▶ [Items]
··········

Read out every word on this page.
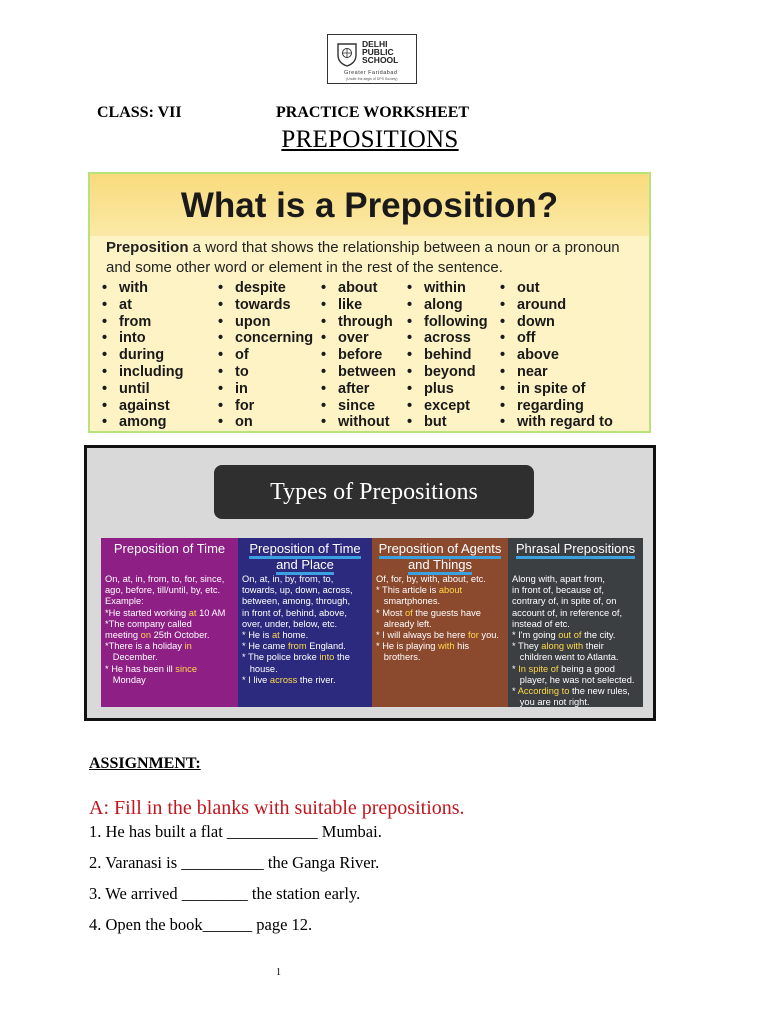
DELHI
PUBLIC
SCHOOL
Greater Faridabad
(Under the aegis of DPS Society)
CLASS: VII	PRACTICE WORKSHEET
PREPOSITIONS
What is a Preposition?
Preposition a word that shows the relationship between a noun or a pronoun and some other word or element in the rest of the sentence.
• with
• at
• from
• into
• during
• including
• until
• against
• among
• despite
• towards
• upon
• concerning
• of
• to
• in
• for
• on
• about
• like
• through
• over
• before
• between
• after
• since
• without
• within
• along
• following
• across
• behind
• beyond
• plus
• except
• but
• out
• around
• down
• off
• above
• near
• in spite of
• regarding
• with regard to
Types of Prepositions
Preposition of Time
On, at, in, from, to, for, since,
ago, before, till/until, by, etc.
Example:
*He started working at 10 AM
*The company called
meeting on 25th October.
*There is a holiday in
December.
* He has been ill since
Monday
Preposition of Time and Place
On, at, in, by, from, to,
towards, up, down, across,
between, among, through,
in front of, behind, above,
over, under, below, etc.
* He is at home.
* He came from England.
* The police broke into the
house.
* I live across the river.
Preposition of Agents and Things
Of, for, by, with, about, etc.
* This article is about
smartphones.
* Most of the guests have
already left.
* I will always be here for you.
* He is playing with his
brothers.
Phrasal Prepositions
Along with, apart from,
in front of, because of,
contrary of, in spite of, on
account of, in reference of,
instead of etc.
* I'm going out of the city.
* They along with their
children went to Atlanta.
* In spite of being a good
player, he was not selected.
* According to the new rules,
you are not right.
ASSIGNMENT:
A: Fill in the blanks with suitable prepositions.
1. He has built a flat ___________ Mumbai.
2. Varanasi is __________ the Ganga River.
3. We arrived ________ the station early.
4. Open the book______ page 12.
1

··········

▶ [Directive] Copy whichever lines in the listing above contain the word "about".

▶ [Answer]
• about
Of, for, by, with, about, etc.
* This article is about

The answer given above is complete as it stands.